> _STATED TASK_
Omit every picture and write out the rest of the records exactly.

* Begin DATASET RECORDS *

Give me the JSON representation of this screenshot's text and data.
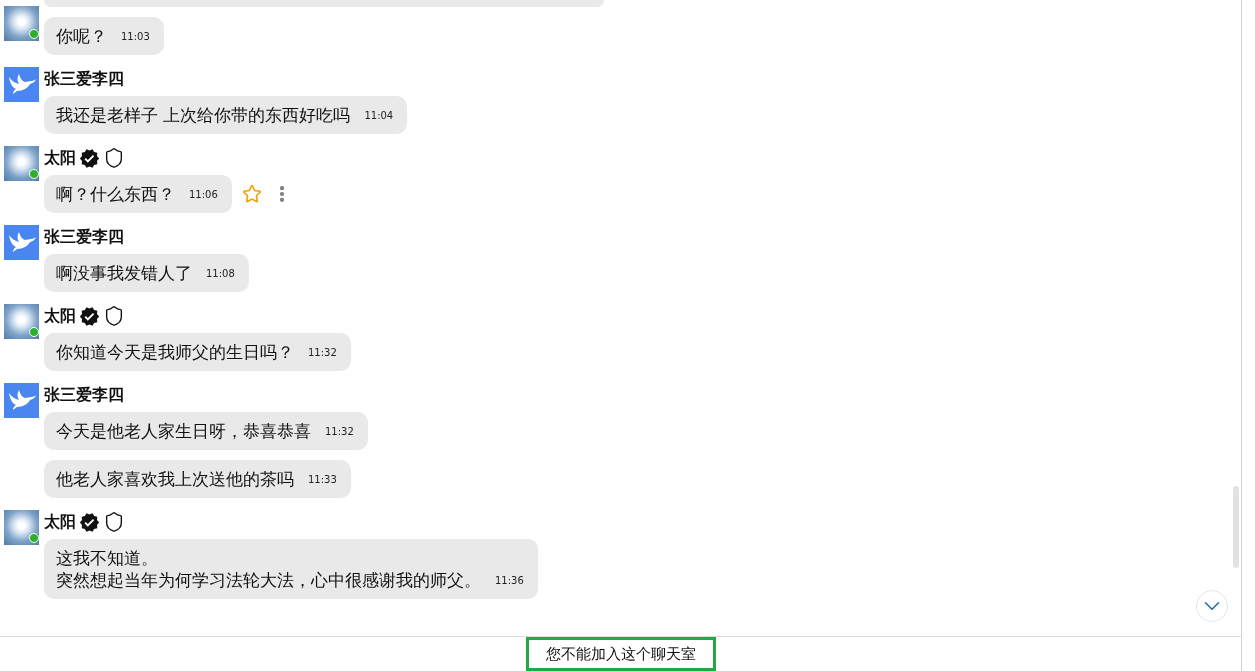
{
  "groups": [
    {
      "sender": {
        "avatar": {
          "kind": "sun"
        },
        "online": true
      },
      "messages": [
        {
          "lines": [
            "你呢？"
          ],
          "time": "11:03",
          "hovered": false
        }
      ]
    },
    {
      "sender": {
        "name": "张三爱李四",
        "avatar": {
          "kind": "dove"
        }
      },
      "messages": [
        {
          "lines": [
            "我还是老样子 上次给你带的东西好吃吗"
          ],
          "time": "11:04",
          "hovered": false
        }
      ]
    },
    {
      "sender": {
        "name": "太阳",
        "avatar": {
          "kind": "sun"
        },
        "online": true,
        "verified": true,
        "shield": true
      },
      "messages": [
        {
          "lines": [
            "啊？什么东西？"
          ],
          "time": "11:06",
          "hovered": true
        }
      ]
    },
    {
      "sender": {
        "name": "张三爱李四",
        "avatar": {
          "kind": "dove"
        }
      },
      "messages": [
        {
          "lines": [
            "啊没事我发错人了"
          ],
          "time": "11:08",
          "hovered": false
        }
      ]
    },
    {
      "sender": {
        "name": "太阳",
        "avatar": {
          "kind": "sun"
        },
        "online": true,
        "verified": true,
        "shield": true
      },
      "messages": [
        {
          "lines": [
            "你知道今天是我师父的生日吗？"
          ],
          "time": "11:32",
          "hovered": false
        }
      ]
    },
    {
      "sender": {
        "name": "张三爱李四",
        "avatar": {
          "kind": "dove"
        }
      },
      "messages": [
        {
          "lines": [
            "今天是他老人家生日呀，恭喜恭喜"
          ],
          "time": "11:32",
          "hovered": false
        },
        {
          "lines": [
            "他老人家喜欢我上次送他的茶吗"
          ],
          "time": "11:33",
          "hovered": false
        }
      ]
    },
    {
      "sender": {
        "name": "太阳",
        "avatar": {
          "kind": "sun"
        },
        "online": true,
        "verified": true,
        "shield": true
      },
      "messages": [
        {
          "lines": [
            "这我不知道。",
            "突然想起当年为何学习法轮大法，心中很感谢我的师父。"
          ],
          "time": "11:36",
          "hovered": false
        }
      ]
    }
  ],
  "footer": {
    "notice": "您不能加入这个聊天室"
  }
}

* End DATASET RECORDS *

> _EXPECTED OUTPUT_
Give me the JSON representation of this screenshot's text and data.
{
  "groups": [
    {
      "sender": {
        "avatar": {
          "kind": "sun"
        },
        "online": true
      },
      "messages": [
        {
          "lines": [
            "你呢？"
          ],
          "time": "11:03",
          "hovered": false
        }
      ]
    },
    {
      "sender": {
        "name": "张三爱李四",
        "avatar": {
          "kind": "dove"
        }
      },
      "messages": [
        {
          "lines": [
            "我还是老样子 上次给你带的东西好吃吗"
          ],
          "time": "11:04",
          "hovered": false
        }
      ]
    },
    {
      "sender": {
        "name": "太阳",
        "avatar": {
          "kind": "sun"
        },
        "online": true,
        "verified": true,
        "shield": true
      },
      "messages": [
        {
          "lines": [
            "啊？什么东西？"
          ],
          "time": "11:06",
          "hovered": true
        }
      ]
    },
    {
      "sender": {
        "name": "张三爱李四",
        "avatar": {
          "kind": "dove"
        }
      },
      "messages": [
        {
          "lines": [
            "啊没事我发错人了"
          ],
          "time": "11:08",
          "hovered": false
        }
      ]
    },
    {
      "sender": {
        "name": "太阳",
        "avatar": {
          "kind": "sun"
        },
        "online": true,
        "verified": true,
        "shield": true
      },
      "messages": [
        {
          "lines": [
            "你知道今天是我师父的生日吗？"
          ],
          "time": "11:32",
          "hovered": false
        }
      ]
    },
    {
      "sender": {
        "name": "张三爱李四",
        "avatar": {
          "kind": "dove"
        }
      },
      "messages": [
        {
          "lines": [
            "今天是他老人家生日呀，恭喜恭喜"
          ],
          "time": "11:32",
          "hovered": false
        },
        {
          "lines": [
            "他老人家喜欢我上次送他的茶吗"
          ],
          "time": "11:33",
          "hovered": false
        }
      ]
    },
    {
      "sender": {
        "name": "太阳",
        "avatar": {
          "kind": "sun"
        },
        "online": true,
        "verified": true,
        "shield": true
      },
      "messages": [
        {
          "lines": [
            "这我不知道。",
            "突然想起当年为何学习法轮大法，心中很感谢我的师父。"
          ],
          "time": "11:36",
          "hovered": false
        }
      ]
    }
  ],
  "footer": {
    "notice": "您不能加入这个聊天室"
  }
}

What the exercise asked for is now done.